**REQUIREMENT**
Quote the whole listing word for word. Do not include the pictures.

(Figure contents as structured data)
============================================================

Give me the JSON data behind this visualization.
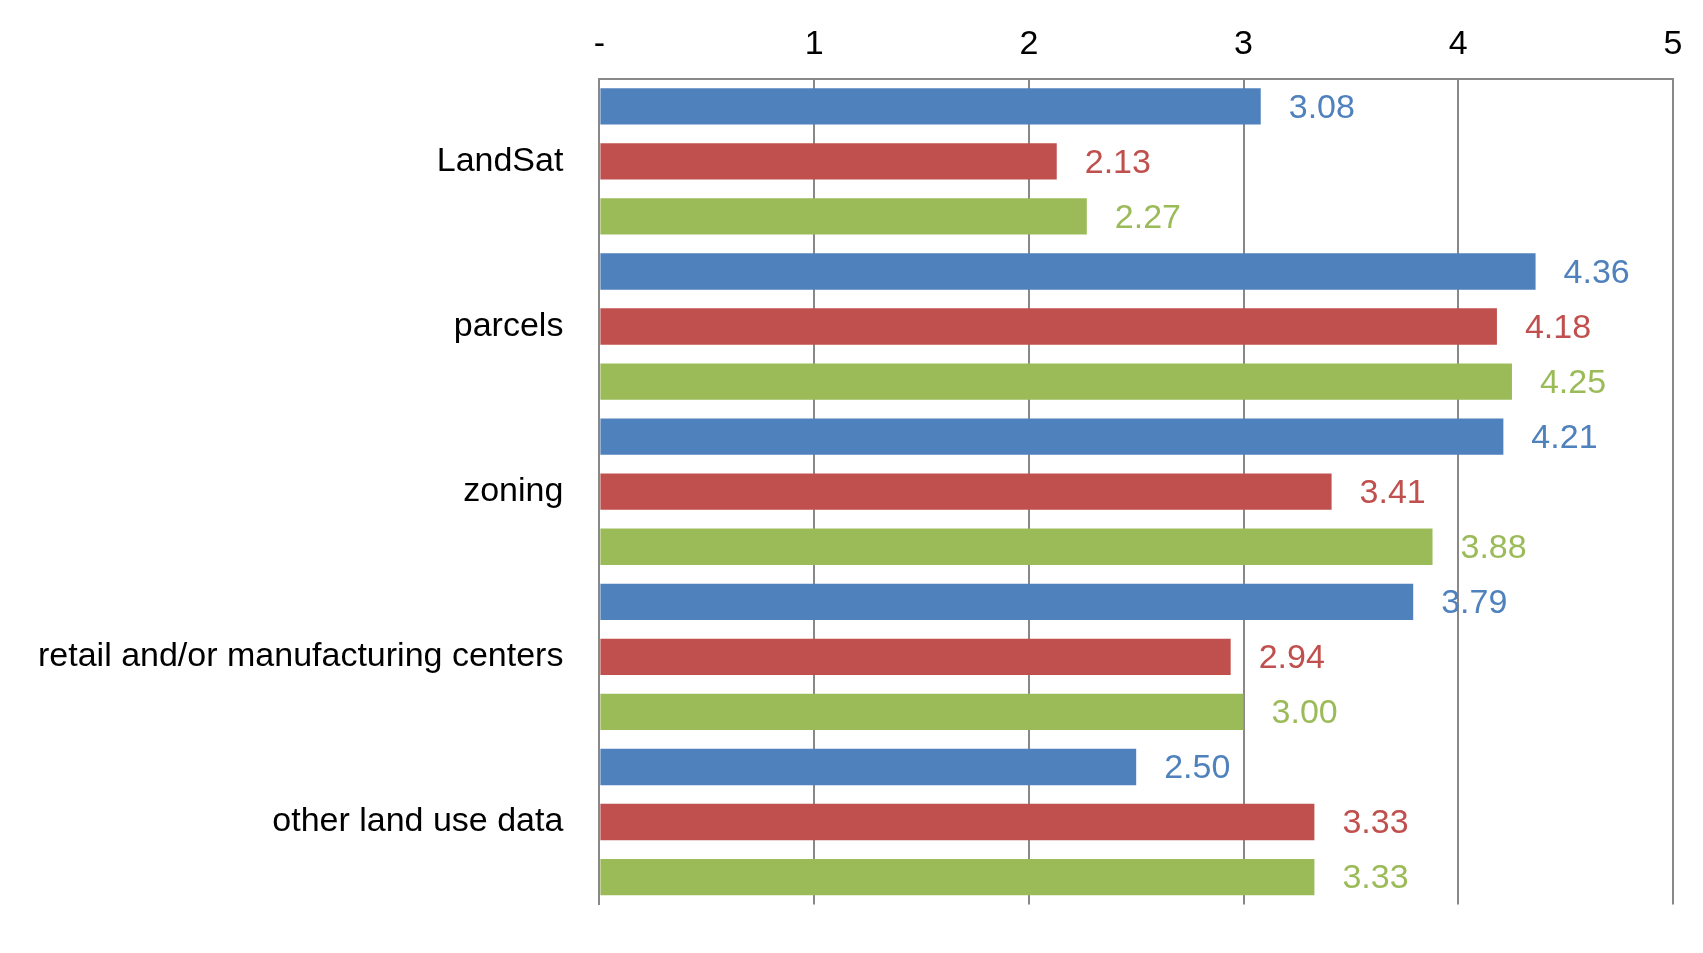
{
  "chart_data": {
    "type": "bar",
    "orientation": "horizontal",
    "categories": [
      "LandSat",
      "parcels",
      "zoning",
      "retail and/or manufacturing centers",
      "other land use data"
    ],
    "series": [
      {
        "color": "#4f81bd",
        "values": [
          3.08,
          4.36,
          4.21,
          3.79,
          2.5
        ]
      },
      {
        "color": "#c0504d",
        "values": [
          2.13,
          4.18,
          3.41,
          2.94,
          3.33
        ]
      },
      {
        "color": "#9bbb59",
        "values": [
          2.27,
          4.25,
          3.88,
          3.0,
          3.33
        ]
      }
    ],
    "value_labels": [
      [
        "3.08",
        "4.36",
        "4.21",
        "3.79",
        "2.50"
      ],
      [
        "2.13",
        "4.18",
        "3.41",
        "2.94",
        "3.33"
      ],
      [
        "2.27",
        "4.25",
        "3.88",
        "3.00",
        "3.33"
      ]
    ],
    "xlim": [
      0,
      5
    ],
    "xticks": [
      {
        "value": 0,
        "label": "-"
      },
      1,
      2,
      3,
      4,
      5
    ],
    "grid": "x",
    "legend": false
  }
}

============================================================

**SOLUTION FOR THIS EXERCISE**
Give me the JSON data behind this visualization.
{
  "chart_data": {
    "type": "bar",
    "orientation": "horizontal",
    "categories": [
      "LandSat",
      "parcels",
      "zoning",
      "retail and/or manufacturing centers",
      "other land use data"
    ],
    "series": [
      {
        "color": "#4f81bd",
        "values": [
          3.08,
          4.36,
          4.21,
          3.79,
          2.5
        ]
      },
      {
        "color": "#c0504d",
        "values": [
          2.13,
          4.18,
          3.41,
          2.94,
          3.33
        ]
      },
      {
        "color": "#9bbb59",
        "values": [
          2.27,
          4.25,
          3.88,
          3.0,
          3.33
        ]
      }
    ],
    "value_labels": [
      [
        "3.08",
        "4.36",
        "4.21",
        "3.79",
        "2.50"
      ],
      [
        "2.13",
        "4.18",
        "3.41",
        "2.94",
        "3.33"
      ],
      [
        "2.27",
        "4.25",
        "3.88",
        "3.00",
        "3.33"
      ]
    ],
    "xlim": [
      0,
      5
    ],
    "xticks": [
      {
        "value": 0,
        "label": "-"
      },
      1,
      2,
      3,
      4,
      5
    ],
    "grid": "x",
    "legend": false
  }
}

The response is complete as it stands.